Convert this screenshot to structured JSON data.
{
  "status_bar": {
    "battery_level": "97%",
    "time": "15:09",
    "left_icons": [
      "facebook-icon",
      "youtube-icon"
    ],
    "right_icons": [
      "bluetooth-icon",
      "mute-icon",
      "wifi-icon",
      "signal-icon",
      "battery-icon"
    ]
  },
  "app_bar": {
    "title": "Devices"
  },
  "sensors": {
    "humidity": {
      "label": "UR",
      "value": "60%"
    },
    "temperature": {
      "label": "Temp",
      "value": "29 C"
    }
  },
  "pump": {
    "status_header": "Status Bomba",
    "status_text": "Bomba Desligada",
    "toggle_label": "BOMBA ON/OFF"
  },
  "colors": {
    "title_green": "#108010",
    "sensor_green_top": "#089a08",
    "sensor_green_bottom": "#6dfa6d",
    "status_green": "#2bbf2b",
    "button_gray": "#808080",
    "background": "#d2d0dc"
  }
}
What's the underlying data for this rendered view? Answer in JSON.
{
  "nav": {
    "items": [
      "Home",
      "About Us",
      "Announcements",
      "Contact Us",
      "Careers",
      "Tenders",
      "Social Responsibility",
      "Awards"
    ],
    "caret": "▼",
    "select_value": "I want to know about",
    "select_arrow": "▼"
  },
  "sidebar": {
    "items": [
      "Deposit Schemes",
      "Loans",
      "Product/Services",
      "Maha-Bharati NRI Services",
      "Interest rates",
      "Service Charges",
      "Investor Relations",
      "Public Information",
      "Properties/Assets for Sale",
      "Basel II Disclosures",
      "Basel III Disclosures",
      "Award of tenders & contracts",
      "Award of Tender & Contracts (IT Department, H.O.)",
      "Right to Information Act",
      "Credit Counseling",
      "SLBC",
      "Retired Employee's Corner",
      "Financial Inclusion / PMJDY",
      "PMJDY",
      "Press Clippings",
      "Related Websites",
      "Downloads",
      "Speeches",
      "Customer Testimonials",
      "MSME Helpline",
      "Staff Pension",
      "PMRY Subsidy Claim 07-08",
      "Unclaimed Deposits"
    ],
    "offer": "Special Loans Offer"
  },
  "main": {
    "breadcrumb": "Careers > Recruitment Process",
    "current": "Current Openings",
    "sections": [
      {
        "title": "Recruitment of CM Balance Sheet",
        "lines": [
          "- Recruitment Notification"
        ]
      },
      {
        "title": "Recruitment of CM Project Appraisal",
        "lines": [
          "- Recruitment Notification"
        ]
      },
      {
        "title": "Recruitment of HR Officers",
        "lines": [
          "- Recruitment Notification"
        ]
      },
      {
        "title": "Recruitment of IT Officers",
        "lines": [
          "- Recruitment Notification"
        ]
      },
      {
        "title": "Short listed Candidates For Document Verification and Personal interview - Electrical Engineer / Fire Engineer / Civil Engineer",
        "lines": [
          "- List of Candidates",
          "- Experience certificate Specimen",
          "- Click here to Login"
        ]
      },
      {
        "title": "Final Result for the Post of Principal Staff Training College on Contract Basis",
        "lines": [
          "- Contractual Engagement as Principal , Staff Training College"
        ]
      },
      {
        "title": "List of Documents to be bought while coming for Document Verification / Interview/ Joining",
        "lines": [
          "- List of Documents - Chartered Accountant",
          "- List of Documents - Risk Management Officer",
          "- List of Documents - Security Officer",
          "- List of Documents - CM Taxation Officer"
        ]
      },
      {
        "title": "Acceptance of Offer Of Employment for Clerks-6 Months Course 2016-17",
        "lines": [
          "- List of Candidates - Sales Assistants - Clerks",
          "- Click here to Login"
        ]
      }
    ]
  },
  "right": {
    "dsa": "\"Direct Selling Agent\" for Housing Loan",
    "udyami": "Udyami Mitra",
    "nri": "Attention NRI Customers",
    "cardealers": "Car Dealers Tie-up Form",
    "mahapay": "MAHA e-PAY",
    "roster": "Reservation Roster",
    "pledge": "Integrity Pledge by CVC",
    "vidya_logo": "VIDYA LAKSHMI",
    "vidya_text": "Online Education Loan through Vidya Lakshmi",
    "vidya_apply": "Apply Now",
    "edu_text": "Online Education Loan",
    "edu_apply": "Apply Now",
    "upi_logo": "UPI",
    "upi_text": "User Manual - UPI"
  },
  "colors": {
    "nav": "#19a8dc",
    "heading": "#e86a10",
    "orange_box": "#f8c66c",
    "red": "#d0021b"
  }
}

● ● ● ●

▸ **WRITTEN REQUEST**: Go through the records and print each one exactly.

▸ **FINISHED TASK**:
Convert this screenshot to structured JSON data.
{
  "status_bar": {
    "battery_level": "97%",
    "time": "15:09",
    "left_icons": [
      "facebook-icon",
      "youtube-icon"
    ],
    "right_icons": [
      "bluetooth-icon",
      "mute-icon",
      "wifi-icon",
      "signal-icon",
      "battery-icon"
    ]
  },
  "app_bar": {
    "title": "Devices"
  },
  "sensors": {
    "humidity": {
      "label": "UR",
      "value": "60%"
    },
    "temperature": {
      "label": "Temp",
      "value": "29 C"
    }
  },
  "pump": {
    "status_header": "Status Bomba",
    "status_text": "Bomba Desligada",
    "toggle_label": "BOMBA ON/OFF"
  },
  "colors": {
    "title_green": "#108010",
    "sensor_green_top": "#089a08",
    "sensor_green_bottom": "#6dfa6d",
    "status_green": "#2bbf2b",
    "button_gray": "#808080",
    "background": "#d2d0dc"
  }
}
What's the underlying data for this rendered view? Answer in JSON.
{
  "nav": {
    "items": [
      "Home",
      "About Us",
      "Announcements",
      "Contact Us",
      "Careers",
      "Tenders",
      "Social Responsibility",
      "Awards"
    ],
    "caret": "▼",
    "select_value": "I want to know about",
    "select_arrow": "▼"
  },
  "sidebar": {
    "items": [
      "Deposit Schemes",
      "Loans",
      "Product/Services",
      "Maha-Bharati NRI Services",
      "Interest rates",
      "Service Charges",
      "Investor Relations",
      "Public Information",
      "Properties/Assets for Sale",
      "Basel II Disclosures",
      "Basel III Disclosures",
      "Award of tenders & contracts",
      "Award of Tender & Contracts (IT Department, H.O.)",
      "Right to Information Act",
      "Credit Counseling",
      "SLBC",
      "Retired Employee's Corner",
      "Financial Inclusion / PMJDY",
      "PMJDY",
      "Press Clippings",
      "Related Websites",
      "Downloads",
      "Speeches",
      "Customer Testimonials",
      "MSME Helpline",
      "Staff Pension",
      "PMRY Subsidy Claim 07-08",
      "Unclaimed Deposits"
    ],
    "offer": "Special Loans Offer"
  },
  "main": {
    "breadcrumb": "Careers > Recruitment Process",
    "current": "Current Openings",
    "sections": [
      {
        "title": "Recruitment of CM Balance Sheet",
        "lines": [
          "- Recruitment Notification"
        ]
      },
      {
        "title": "Recruitment of CM Project Appraisal",
        "lines": [
          "- Recruitment Notification"
        ]
      },
      {
        "title": "Recruitment of HR Officers",
        "lines": [
          "- Recruitment Notification"
        ]
      },
      {
        "title": "Recruitment of IT Officers",
        "lines": [
          "- Recruitment Notification"
        ]
      },
      {
        "title": "Short listed Candidates For Document Verification and Personal interview - Electrical Engineer / Fire Engineer / Civil Engineer",
        "lines": [
          "- List of Candidates",
          "- Experience certificate Specimen",
          "- Click here to Login"
        ]
      },
      {
        "title": "Final Result for the Post of Principal Staff Training College on Contract Basis",
        "lines": [
          "- Contractual Engagement as Principal , Staff Training College"
        ]
      },
      {
        "title": "List of Documents to be bought while coming for Document Verification / Interview/ Joining",
        "lines": [
          "- List of Documents - Chartered Accountant",
          "- List of Documents - Risk Management Officer",
          "- List of Documents - Security Officer",
          "- List of Documents - CM Taxation Officer"
        ]
      },
      {
        "title": "Acceptance of Offer Of Employment for Clerks-6 Months Course 2016-17",
        "lines": [
          "- List of Candidates - Sales Assistants - Clerks",
          "- Click here to Login"
        ]
      }
    ]
  },
  "right": {
    "dsa": "\"Direct Selling Agent\" for Housing Loan",
    "udyami": "Udyami Mitra",
    "nri": "Attention NRI Customers",
    "cardealers": "Car Dealers Tie-up Form",
    "mahapay": "MAHA e-PAY",
    "roster": "Reservation Roster",
    "pledge": "Integrity Pledge by CVC",
    "vidya_logo": "VIDYA LAKSHMI",
    "vidya_text": "Online Education Loan through Vidya Lakshmi",
    "vidya_apply": "Apply Now",
    "edu_text": "Online Education Loan",
    "edu_apply": "Apply Now",
    "upi_logo": "UPI",
    "upi_text": "User Manual - UPI"
  },
  "colors": {
    "nav": "#19a8dc",
    "heading": "#e86a10",
    "orange_box": "#f8c66c",
    "red": "#d0021b"
  }
}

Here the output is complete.